Modern equation solvers facilitate complex optical-device design
Pierre Brosens and Craig Wyatt
Whether having to do with optics, heat transfer, magnetism, electricity, or combinations of these, many design computational problems consist of large sets of nonlinear equations that must be solved simultaneously. Of the mathematical modeling tools available to tackle such problems, TK Solver (Universal Technical Systems, Rockford, IL) is one of the longest-lived, having been around in one version or another since 1982. Release 3 of the Windows version of the program began shipping this past spring, to be followed by Windows 95 and NT versions later in the year. The current version offers versatility for design of state-of-the-art optical and other complex systems (see Fig. 1).
The software package, into which equations and values can be easily inserted, has been widely used to solve engineering and scientific problems. The program fills the gap between spreadsheets and high-end industry-specific software. In the spreadsheet format, the user has access to other program commands. A TK Solver user enters equations, or "rules," on a Rules Sheet, copying directly from a textbook, if need be, without having to isolate variables. All the variables in the rules are posted automatically to a separate Variables Sheet. Inputs are then entered into the Variables Sheet, and the program solves the problem. Problems can be backsolved--specifying desired characteristics and solving for the device parameters that produce those results. Input and output values can be changed instantly, facilitating optimization iterations (see Fig. 2).
The software also can call routines compiled in Fortran and C and make them backsolvable. Using object linking and embedding (OLE), results from TK Solver can be linked to documents created in other applications, such as Microsoft Word. With OLE Automation, developers can create models with custom front-ends using such tools as Visual Basic. Release 3, combined with a new site-licensing plan that permits unlimited software and TK-Solver-based models distribution, offers greater freedom in circulating knowledge bases and applications among workgroups at a customer facility.
Scanner design
General Scanning Inc. (Watertown, MA), a manufacturer of optical scanning devices for the precise application of laser energy, has saved many design hours with the software package. One example of optimizing laser-scanning design is dynamic-random-access-memory (DRAM) chip fabrication for personal computers. In DRAM manufacture it is necessary to cut selected conductive paths out of thousands located within an area of a few thousandths of an inch, without damage to their neighbors. The laser scanners used in this process consist essentially of a magnetic driver, an attached mirror, a capacitive position detector, and a closed-loop driver amplifier.
About 20 nonlinear equations are involved in analyzing a typical scanner design, not including those required to compute the inertia of moving elements. For highest response speed, the magnetic driver must use a low-inertia rotor, which tends to limit the size of drive coils and raise the power applied to them. The designer`s problem is to develop required magnetic-driver configurations for which it is possible to predict coil temperature when driving a specified inertial load. The model includes a set of equations relating the strength of the drive-coil conductor`s magnetic field as a function of magnetic-material properties, magnet size, and air gap. Also included in the model are equations to relate coil-wire size, drive current, torque produced, coil internal heat generation, and coil peak temperature as a function of the heat-sinking path provided.

Entries |
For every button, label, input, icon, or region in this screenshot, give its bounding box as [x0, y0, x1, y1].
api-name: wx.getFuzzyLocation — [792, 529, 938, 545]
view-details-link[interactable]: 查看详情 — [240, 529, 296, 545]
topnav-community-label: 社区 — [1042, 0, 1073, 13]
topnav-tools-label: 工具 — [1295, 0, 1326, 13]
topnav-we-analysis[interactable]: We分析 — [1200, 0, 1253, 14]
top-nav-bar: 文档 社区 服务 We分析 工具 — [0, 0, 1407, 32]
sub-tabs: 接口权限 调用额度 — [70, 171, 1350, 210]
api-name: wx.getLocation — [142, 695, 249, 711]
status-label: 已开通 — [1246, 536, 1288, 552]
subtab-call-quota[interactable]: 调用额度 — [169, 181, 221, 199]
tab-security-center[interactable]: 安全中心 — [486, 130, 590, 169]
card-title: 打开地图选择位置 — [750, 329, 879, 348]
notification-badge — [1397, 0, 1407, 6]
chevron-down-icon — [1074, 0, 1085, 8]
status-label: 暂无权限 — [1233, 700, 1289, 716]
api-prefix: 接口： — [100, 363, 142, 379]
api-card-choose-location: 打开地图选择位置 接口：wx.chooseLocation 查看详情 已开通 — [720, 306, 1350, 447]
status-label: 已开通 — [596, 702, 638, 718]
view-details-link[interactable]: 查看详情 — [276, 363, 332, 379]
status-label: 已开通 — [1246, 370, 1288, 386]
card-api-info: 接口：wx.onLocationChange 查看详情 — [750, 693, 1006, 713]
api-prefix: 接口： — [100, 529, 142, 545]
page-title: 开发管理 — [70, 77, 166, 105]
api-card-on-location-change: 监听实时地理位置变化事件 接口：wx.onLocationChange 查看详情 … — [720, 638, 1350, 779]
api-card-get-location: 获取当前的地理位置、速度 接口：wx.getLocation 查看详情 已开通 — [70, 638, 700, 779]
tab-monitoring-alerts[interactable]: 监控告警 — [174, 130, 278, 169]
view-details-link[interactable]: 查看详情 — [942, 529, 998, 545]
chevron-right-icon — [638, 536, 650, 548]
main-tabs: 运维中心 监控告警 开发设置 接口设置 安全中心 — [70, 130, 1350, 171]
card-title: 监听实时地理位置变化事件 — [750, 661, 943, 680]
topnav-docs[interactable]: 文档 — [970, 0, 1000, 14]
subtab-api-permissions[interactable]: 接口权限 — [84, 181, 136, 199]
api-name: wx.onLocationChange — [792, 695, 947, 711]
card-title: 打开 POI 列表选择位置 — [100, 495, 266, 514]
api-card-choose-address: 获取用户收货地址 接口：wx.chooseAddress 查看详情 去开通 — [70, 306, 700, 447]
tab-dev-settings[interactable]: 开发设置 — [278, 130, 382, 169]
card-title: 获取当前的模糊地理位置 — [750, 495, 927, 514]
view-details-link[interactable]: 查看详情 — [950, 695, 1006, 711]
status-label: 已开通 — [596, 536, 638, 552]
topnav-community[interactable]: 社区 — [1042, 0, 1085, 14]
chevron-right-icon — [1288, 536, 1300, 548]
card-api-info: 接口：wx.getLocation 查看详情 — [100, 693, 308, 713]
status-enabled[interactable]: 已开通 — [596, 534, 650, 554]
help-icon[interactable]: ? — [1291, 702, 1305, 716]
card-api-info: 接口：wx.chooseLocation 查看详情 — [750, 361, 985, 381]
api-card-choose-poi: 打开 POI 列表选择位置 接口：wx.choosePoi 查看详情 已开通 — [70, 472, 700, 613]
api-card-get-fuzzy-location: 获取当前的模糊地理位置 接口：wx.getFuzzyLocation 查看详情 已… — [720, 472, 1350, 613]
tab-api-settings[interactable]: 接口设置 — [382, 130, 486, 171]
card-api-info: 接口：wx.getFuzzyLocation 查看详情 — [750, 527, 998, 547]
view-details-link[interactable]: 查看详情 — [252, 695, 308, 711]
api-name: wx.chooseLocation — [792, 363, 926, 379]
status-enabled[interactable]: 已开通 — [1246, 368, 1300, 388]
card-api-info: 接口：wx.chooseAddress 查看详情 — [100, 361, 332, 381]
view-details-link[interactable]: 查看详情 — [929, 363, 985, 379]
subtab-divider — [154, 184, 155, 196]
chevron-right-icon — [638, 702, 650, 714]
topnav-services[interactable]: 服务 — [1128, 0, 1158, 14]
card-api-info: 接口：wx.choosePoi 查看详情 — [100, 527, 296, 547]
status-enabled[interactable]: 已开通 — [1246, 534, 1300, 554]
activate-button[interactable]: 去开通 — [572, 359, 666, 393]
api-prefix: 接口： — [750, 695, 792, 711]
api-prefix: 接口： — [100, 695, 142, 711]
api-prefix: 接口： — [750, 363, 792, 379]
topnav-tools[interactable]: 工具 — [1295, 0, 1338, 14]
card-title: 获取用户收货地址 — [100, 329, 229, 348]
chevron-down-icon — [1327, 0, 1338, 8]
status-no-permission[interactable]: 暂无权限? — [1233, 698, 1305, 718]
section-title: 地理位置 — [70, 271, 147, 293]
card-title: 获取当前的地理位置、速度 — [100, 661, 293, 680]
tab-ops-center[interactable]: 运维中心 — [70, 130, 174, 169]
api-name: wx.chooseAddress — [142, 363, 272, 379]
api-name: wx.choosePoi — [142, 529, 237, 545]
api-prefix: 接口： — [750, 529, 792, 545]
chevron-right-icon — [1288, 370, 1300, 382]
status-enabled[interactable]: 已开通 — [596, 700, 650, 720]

Written exercise A |
Translate this sentence from the equation-solver article into Spanish: "The program fills the gap between spreadsheets and high-end industry-specific software."
Written exercise B |
Transcribe the part of the equation-solver article starting at "The software also" and ending at "a customer facility.".
Written exercise C |
According to the equation-solver article, about how many nonlinear equations are involved in analyzing a typical scanner design, not counting those for the inertia of moving elements?

Correct answer A |
El programa cubre el hueco entre las hojas de cálculo y el software de alto nivel específico de cada industria.

Correct answer B |
The software also can call routines compiled in Fortran and C and make them backsolvable. Using object linking and embedding (OLE), results from TK Solver can be linked to documents created in other applications, such as Microsoft Word. With OLE Automation, developers can create models with custom front-ends using such tools as Visual Basic. Release 3, combined with a new site-licensing plan that permits unlimited software and TK-Solver-based models distribution, offers greater freedom in circulating knowledge bases and applications among workgroups at a customer facility.

Correct answer C |
About 20.